(Stored data entries)
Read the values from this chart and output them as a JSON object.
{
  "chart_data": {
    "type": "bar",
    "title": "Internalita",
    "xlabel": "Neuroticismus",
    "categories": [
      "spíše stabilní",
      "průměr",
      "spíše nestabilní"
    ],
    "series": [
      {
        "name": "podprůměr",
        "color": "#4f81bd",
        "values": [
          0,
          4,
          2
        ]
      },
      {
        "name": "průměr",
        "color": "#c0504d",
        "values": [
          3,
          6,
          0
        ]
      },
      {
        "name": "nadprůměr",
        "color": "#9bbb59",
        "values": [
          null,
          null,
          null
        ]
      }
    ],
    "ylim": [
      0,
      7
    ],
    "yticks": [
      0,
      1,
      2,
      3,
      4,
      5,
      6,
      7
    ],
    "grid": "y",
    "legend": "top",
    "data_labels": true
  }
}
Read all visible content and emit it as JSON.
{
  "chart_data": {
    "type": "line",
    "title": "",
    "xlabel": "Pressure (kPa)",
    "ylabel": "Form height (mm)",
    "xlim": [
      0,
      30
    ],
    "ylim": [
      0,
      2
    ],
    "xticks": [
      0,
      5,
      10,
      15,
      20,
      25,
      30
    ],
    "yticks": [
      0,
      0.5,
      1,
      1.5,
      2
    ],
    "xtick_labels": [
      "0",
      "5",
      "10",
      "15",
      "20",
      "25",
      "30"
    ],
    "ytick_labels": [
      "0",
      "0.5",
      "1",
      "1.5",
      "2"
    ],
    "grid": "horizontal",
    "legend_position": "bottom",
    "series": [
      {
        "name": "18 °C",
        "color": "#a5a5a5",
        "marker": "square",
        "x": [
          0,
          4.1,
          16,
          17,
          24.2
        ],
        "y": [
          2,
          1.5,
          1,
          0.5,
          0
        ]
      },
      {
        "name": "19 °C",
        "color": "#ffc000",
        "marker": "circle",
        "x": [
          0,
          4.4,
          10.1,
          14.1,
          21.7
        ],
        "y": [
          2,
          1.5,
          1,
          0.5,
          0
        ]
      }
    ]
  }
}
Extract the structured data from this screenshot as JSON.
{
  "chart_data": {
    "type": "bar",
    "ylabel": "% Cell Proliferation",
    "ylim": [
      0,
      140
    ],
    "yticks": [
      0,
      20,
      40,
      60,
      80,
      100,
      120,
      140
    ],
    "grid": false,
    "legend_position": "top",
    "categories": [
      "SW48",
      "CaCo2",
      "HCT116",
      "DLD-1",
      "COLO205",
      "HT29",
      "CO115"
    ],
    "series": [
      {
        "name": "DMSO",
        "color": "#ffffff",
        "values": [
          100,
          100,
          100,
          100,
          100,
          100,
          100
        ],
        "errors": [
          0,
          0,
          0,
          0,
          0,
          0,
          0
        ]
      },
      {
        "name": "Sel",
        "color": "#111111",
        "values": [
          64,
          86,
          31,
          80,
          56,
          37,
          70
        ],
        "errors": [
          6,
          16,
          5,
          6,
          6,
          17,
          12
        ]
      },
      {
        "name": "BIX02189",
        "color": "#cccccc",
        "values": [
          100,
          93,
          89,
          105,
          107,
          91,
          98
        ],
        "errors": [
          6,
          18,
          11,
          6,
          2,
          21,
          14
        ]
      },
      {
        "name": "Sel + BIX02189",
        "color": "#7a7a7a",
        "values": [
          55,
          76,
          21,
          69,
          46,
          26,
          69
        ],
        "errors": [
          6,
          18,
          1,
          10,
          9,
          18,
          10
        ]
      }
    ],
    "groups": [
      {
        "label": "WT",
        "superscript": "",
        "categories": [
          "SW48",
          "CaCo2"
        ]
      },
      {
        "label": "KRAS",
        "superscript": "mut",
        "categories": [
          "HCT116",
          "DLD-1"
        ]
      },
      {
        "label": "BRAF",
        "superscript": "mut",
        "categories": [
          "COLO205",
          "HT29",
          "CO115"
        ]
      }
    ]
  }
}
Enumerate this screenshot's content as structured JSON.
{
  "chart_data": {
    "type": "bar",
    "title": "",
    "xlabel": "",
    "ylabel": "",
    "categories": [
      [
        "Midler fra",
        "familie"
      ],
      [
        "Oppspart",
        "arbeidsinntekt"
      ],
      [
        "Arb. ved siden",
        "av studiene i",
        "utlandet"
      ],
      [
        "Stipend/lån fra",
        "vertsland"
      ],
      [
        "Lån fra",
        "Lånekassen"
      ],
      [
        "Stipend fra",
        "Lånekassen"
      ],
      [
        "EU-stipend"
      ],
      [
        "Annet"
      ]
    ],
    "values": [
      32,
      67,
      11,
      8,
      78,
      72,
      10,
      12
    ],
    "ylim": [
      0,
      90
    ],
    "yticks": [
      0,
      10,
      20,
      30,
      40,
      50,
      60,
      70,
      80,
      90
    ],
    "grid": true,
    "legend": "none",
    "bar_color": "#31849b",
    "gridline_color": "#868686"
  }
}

**TASK STATEMENT:** Retype the data exactly as given.

**RIGHT ANSWER:**
Read the values from this chart and output them as a JSON object.
{
  "chart_data": {
    "type": "bar",
    "title": "Internalita",
    "xlabel": "Neuroticismus",
    "categories": [
      "spíše stabilní",
      "průměr",
      "spíše nestabilní"
    ],
    "series": [
      {
        "name": "podprůměr",
        "color": "#4f81bd",
        "values": [
          0,
          4,
          2
        ]
      },
      {
        "name": "průměr",
        "color": "#c0504d",
        "values": [
          3,
          6,
          0
        ]
      },
      {
        "name": "nadprůměr",
        "color": "#9bbb59",
        "values": [
          null,
          null,
          null
        ]
      }
    ],
    "ylim": [
      0,
      7
    ],
    "yticks": [
      0,
      1,
      2,
      3,
      4,
      5,
      6,
      7
    ],
    "grid": "y",
    "legend": "top",
    "data_labels": true
  }
}
Read all visible content and emit it as JSON.
{
  "chart_data": {
    "type": "line",
    "title": "",
    "xlabel": "Pressure (kPa)",
    "ylabel": "Form height (mm)",
    "xlim": [
      0,
      30
    ],
    "ylim": [
      0,
      2
    ],
    "xticks": [
      0,
      5,
      10,
      15,
      20,
      25,
      30
    ],
    "yticks": [
      0,
      0.5,
      1,
      1.5,
      2
    ],
    "xtick_labels": [
      "0",
      "5",
      "10",
      "15",
      "20",
      "25",
      "30"
    ],
    "ytick_labels": [
      "0",
      "0.5",
      "1",
      "1.5",
      "2"
    ],
    "grid": "horizontal",
    "legend_position": "bottom",
    "series": [
      {
        "name": "18 °C",
        "color": "#a5a5a5",
        "marker": "square",
        "x": [
          0,
          4.1,
          16,
          17,
          24.2
        ],
        "y": [
          2,
          1.5,
          1,
          0.5,
          0
        ]
      },
      {
        "name": "19 °C",
        "color": "#ffc000",
        "marker": "circle",
        "x": [
          0,
          4.4,
          10.1,
          14.1,
          21.7
        ],
        "y": [
          2,
          1.5,
          1,
          0.5,
          0
        ]
      }
    ]
  }
}
Extract the structured data from this screenshot as JSON.
{
  "chart_data": {
    "type": "bar",
    "ylabel": "% Cell Proliferation",
    "ylim": [
      0,
      140
    ],
    "yticks": [
      0,
      20,
      40,
      60,
      80,
      100,
      120,
      140
    ],
    "grid": false,
    "legend_position": "top",
    "categories": [
      "SW48",
      "CaCo2",
      "HCT116",
      "DLD-1",
      "COLO205",
      "HT29",
      "CO115"
    ],
    "series": [
      {
        "name": "DMSO",
        "color": "#ffffff",
        "values": [
          100,
          100,
          100,
          100,
          100,
          100,
          100
        ],
        "errors": [
          0,
          0,
          0,
          0,
          0,
          0,
          0
        ]
      },
      {
        "name": "Sel",
        "color": "#111111",
        "values": [
          64,
          86,
          31,
          80,
          56,
          37,
          70
        ],
        "errors": [
          6,
          16,
          5,
          6,
          6,
          17,
          12
        ]
      },
      {
        "name": "BIX02189",
        "color": "#cccccc",
        "values": [
          100,
          93,
          89,
          105,
          107,
          91,
          98
        ],
        "errors": [
          6,
          18,
          11,
          6,
          2,
          21,
          14
        ]
      },
      {
        "name": "Sel + BIX02189",
        "color": "#7a7a7a",
        "values": [
          55,
          76,
          21,
          69,
          46,
          26,
          69
        ],
        "errors": [
          6,
          18,
          1,
          10,
          9,
          18,
          10
        ]
      }
    ],
    "groups": [
      {
        "label": "WT",
        "superscript": "",
        "categories": [
          "SW48",
          "CaCo2"
        ]
      },
      {
        "label": "KRAS",
        "superscript": "mut",
        "categories": [
          "HCT116",
          "DLD-1"
        ]
      },
      {
        "label": "BRAF",
        "superscript": "mut",
        "categories": [
          "COLO205",
          "HT29",
          "CO115"
        ]
      }
    ]
  }
}
Enumerate this screenshot's content as structured JSON.
{
  "chart_data": {
    "type": "bar",
    "title": "",
    "xlabel": "",
    "ylabel": "",
    "categories": [
      [
        "Midler fra",
        "familie"
      ],
      [
        "Oppspart",
        "arbeidsinntekt"
      ],
      [
        "Arb. ved siden",
        "av studiene i",
        "utlandet"
      ],
      [
        "Stipend/lån fra",
        "vertsland"
      ],
      [
        "Lån fra",
        "Lånekassen"
      ],
      [
        "Stipend fra",
        "Lånekassen"
      ],
      [
        "EU-stipend"
      ],
      [
        "Annet"
      ]
    ],
    "values": [
      32,
      67,
      11,
      8,
      78,
      72,
      10,
      12
    ],
    "ylim": [
      0,
      90
    ],
    "yticks": [
      0,
      10,
      20,
      30,
      40,
      50,
      60,
      70,
      80,
      90
    ],
    "grid": true,
    "legend": "none",
    "bar_color": "#31849b",
    "gridline_color": "#868686"
  }
}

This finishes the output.